== STATED EXERCISE ==
Go through the listing below and list every line with "jego".

(Data extracted from a collection)
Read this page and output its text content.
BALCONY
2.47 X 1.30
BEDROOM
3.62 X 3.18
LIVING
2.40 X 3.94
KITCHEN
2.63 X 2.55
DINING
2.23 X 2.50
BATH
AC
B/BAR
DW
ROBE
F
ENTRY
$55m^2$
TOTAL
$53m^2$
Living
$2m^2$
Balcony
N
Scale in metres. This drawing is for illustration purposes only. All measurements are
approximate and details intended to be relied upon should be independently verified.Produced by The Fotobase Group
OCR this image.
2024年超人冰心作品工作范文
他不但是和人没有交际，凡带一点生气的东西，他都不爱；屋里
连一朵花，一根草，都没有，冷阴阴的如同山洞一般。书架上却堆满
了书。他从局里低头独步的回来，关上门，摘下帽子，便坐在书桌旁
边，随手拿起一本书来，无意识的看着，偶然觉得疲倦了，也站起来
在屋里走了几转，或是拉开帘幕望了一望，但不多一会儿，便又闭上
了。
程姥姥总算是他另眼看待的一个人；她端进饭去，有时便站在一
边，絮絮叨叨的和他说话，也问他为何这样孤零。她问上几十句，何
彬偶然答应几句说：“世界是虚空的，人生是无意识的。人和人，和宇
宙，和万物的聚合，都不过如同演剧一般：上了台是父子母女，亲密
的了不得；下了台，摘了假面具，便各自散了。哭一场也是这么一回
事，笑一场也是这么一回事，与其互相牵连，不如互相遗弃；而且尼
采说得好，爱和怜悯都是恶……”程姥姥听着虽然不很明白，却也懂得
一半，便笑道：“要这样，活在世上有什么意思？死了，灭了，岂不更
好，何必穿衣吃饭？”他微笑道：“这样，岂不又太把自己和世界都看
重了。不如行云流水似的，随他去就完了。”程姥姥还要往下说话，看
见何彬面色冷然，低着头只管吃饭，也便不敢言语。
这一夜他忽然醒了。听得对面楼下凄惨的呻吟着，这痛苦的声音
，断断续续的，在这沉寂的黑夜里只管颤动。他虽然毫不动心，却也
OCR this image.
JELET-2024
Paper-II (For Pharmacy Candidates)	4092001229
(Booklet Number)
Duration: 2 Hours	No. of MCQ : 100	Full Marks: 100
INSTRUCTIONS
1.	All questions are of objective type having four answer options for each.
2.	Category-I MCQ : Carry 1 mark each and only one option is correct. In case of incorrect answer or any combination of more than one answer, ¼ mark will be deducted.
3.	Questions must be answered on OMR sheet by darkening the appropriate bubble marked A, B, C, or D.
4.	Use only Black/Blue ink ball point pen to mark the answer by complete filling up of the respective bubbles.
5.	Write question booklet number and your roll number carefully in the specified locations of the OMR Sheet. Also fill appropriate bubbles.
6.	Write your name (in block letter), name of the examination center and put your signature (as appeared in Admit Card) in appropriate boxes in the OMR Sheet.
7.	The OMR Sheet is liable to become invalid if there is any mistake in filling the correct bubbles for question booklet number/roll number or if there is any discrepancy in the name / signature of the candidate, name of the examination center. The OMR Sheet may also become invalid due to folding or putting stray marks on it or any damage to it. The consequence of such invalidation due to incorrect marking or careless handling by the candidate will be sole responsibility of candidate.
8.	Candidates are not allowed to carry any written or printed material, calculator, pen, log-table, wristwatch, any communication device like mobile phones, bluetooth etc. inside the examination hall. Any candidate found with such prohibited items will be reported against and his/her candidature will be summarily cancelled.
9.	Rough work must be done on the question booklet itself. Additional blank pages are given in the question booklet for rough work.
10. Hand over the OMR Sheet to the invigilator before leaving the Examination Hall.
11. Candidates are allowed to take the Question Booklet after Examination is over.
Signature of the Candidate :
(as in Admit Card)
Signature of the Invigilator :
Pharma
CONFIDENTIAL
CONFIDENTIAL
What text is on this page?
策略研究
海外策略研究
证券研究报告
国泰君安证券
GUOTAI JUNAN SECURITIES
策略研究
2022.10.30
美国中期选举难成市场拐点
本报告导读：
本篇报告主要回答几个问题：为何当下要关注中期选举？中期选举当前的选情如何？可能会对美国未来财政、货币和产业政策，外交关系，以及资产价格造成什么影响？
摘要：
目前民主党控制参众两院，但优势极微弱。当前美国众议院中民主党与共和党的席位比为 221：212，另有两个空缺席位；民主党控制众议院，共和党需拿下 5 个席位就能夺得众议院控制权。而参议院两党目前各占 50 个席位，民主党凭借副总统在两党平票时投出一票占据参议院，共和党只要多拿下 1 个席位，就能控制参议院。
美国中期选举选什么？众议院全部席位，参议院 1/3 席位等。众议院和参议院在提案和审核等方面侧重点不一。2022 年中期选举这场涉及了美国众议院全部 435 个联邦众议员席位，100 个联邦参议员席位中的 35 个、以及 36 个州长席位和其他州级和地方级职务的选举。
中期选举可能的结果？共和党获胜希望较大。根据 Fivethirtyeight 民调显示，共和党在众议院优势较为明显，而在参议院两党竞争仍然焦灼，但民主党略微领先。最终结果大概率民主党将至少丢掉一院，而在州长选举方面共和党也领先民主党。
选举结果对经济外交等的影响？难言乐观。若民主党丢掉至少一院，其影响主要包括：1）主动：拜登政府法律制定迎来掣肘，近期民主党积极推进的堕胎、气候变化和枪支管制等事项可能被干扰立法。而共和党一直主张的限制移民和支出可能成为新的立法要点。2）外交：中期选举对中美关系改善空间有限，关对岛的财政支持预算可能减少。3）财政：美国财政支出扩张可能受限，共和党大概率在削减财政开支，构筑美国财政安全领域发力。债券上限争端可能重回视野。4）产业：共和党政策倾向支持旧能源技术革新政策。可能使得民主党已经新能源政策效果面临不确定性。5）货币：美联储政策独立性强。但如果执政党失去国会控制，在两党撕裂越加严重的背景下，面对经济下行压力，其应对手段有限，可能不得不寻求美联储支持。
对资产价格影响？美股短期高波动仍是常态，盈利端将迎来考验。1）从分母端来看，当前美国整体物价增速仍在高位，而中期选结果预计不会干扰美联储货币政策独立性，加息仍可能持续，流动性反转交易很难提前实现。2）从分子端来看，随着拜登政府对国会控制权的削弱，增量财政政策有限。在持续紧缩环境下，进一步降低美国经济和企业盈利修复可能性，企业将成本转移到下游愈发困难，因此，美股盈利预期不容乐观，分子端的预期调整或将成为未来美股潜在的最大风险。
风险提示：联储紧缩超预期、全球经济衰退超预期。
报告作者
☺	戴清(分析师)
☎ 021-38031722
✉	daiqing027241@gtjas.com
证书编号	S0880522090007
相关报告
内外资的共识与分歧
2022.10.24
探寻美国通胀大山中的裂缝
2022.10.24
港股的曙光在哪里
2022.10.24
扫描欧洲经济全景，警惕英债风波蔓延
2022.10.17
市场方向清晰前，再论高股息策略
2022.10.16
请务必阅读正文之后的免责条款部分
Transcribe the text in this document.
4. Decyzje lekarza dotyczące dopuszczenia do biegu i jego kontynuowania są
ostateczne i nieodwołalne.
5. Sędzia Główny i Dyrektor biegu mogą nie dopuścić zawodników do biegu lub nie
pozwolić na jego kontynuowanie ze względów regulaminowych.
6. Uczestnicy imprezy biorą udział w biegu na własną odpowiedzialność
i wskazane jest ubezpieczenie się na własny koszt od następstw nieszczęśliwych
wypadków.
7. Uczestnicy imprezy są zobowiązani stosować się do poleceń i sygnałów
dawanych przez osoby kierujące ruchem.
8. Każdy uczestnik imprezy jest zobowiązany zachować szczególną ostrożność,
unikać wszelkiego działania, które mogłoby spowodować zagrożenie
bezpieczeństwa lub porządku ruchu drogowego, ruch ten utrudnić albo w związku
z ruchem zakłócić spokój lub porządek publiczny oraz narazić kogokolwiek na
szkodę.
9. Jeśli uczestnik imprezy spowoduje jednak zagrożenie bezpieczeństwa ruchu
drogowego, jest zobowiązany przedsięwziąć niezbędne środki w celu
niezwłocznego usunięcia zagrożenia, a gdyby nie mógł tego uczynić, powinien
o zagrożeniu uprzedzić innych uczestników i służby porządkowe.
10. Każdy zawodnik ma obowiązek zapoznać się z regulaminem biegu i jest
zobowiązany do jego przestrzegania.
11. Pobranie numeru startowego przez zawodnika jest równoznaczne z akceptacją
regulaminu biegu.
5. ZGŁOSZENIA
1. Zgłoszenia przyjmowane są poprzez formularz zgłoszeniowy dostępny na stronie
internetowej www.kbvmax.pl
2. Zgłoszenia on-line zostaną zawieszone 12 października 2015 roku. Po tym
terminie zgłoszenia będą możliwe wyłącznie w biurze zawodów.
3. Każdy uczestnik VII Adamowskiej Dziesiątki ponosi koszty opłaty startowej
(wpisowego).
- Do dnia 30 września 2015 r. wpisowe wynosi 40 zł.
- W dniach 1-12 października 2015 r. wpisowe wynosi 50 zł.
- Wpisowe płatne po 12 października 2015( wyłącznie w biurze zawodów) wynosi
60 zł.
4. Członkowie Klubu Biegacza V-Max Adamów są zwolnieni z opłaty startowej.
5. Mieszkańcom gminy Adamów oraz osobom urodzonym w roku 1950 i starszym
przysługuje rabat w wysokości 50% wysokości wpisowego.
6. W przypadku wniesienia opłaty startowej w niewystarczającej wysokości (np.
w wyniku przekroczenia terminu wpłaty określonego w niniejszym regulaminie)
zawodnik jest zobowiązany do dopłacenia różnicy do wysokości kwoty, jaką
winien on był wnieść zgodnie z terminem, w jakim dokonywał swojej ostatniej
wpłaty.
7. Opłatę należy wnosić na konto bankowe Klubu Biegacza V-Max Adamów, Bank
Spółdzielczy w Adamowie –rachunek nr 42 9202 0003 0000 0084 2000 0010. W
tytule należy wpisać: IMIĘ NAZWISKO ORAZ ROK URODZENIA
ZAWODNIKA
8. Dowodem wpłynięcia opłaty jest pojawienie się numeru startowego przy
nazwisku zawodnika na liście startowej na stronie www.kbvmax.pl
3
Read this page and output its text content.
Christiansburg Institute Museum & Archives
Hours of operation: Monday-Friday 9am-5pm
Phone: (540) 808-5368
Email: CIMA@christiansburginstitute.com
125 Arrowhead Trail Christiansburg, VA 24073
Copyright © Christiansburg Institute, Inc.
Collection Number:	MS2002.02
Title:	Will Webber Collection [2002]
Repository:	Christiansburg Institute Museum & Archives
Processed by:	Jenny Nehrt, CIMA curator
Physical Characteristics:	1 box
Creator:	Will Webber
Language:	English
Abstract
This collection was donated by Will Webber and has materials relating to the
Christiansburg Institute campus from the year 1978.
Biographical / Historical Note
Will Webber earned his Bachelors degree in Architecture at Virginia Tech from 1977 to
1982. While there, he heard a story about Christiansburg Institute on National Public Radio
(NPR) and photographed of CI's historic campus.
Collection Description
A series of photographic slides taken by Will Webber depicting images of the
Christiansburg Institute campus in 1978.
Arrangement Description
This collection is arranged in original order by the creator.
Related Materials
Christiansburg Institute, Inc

== RESULT OF THIS TASK ==
4. Decyzje lekarza dotyczące dopuszczenia do biegu i jego kontynuowania są
pozwolić na jego kontynuowanie ze względów regulaminowych.
zobowiązany do jego przestrzegania.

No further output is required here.